Assigned task - Scan the records for the word "Badener". Copy each line that includes it.

Provided records -
◇ ◇ ◇ ◇ ◇ ◇ ◇
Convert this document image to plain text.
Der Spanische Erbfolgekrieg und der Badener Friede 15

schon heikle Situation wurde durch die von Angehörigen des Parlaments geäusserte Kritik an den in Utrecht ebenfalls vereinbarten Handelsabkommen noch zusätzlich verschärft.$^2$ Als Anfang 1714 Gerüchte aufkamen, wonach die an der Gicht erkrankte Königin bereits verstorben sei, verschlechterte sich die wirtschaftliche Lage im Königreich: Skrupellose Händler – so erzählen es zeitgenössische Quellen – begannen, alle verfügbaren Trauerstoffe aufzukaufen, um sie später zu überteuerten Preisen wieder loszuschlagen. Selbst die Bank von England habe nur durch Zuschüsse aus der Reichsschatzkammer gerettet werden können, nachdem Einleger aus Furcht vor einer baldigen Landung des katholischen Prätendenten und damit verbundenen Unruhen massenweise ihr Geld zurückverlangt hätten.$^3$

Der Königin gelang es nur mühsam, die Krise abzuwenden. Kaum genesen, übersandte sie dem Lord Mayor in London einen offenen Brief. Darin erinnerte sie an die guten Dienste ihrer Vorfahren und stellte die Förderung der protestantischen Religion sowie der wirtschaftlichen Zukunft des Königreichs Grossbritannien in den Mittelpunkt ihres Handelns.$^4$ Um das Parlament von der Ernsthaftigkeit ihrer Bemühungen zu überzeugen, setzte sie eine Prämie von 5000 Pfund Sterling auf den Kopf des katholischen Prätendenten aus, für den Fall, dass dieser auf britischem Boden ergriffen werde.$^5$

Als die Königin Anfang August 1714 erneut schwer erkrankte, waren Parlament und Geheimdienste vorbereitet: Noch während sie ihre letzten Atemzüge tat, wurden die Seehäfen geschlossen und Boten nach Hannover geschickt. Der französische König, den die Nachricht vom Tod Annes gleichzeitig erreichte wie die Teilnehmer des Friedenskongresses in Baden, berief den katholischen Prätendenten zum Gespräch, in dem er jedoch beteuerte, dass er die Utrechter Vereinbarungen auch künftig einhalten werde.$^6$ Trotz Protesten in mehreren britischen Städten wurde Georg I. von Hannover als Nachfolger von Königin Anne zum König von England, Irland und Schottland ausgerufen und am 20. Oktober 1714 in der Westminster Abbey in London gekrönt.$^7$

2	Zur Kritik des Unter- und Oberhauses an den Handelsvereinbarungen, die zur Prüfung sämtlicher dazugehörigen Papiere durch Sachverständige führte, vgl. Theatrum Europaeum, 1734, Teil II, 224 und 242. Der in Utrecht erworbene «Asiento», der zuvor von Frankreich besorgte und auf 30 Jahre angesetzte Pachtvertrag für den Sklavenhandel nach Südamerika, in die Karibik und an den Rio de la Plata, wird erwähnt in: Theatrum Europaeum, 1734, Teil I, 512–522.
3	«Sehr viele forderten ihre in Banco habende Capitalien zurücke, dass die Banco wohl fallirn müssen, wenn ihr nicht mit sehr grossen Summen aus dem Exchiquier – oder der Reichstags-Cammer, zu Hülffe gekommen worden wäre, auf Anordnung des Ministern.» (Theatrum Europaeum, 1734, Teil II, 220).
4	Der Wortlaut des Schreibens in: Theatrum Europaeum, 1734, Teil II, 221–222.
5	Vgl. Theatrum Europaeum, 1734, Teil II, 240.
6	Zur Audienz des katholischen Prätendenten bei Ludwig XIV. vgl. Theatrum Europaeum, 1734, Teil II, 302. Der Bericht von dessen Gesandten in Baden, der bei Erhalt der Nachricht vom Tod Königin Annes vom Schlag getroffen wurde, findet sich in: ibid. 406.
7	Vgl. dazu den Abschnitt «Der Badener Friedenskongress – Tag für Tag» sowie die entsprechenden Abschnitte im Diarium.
◇ ◇ ◇ ◇ ◇ ◇ ◇
Exercise response -
Der Spanische Erbfolgekrieg und der Badener Friede 15
7	Vgl. dazu den Abschnitt «Der Badener Friedenskongress – Tag für Tag» sowie die entsprechenden Abschnitte im Diarium.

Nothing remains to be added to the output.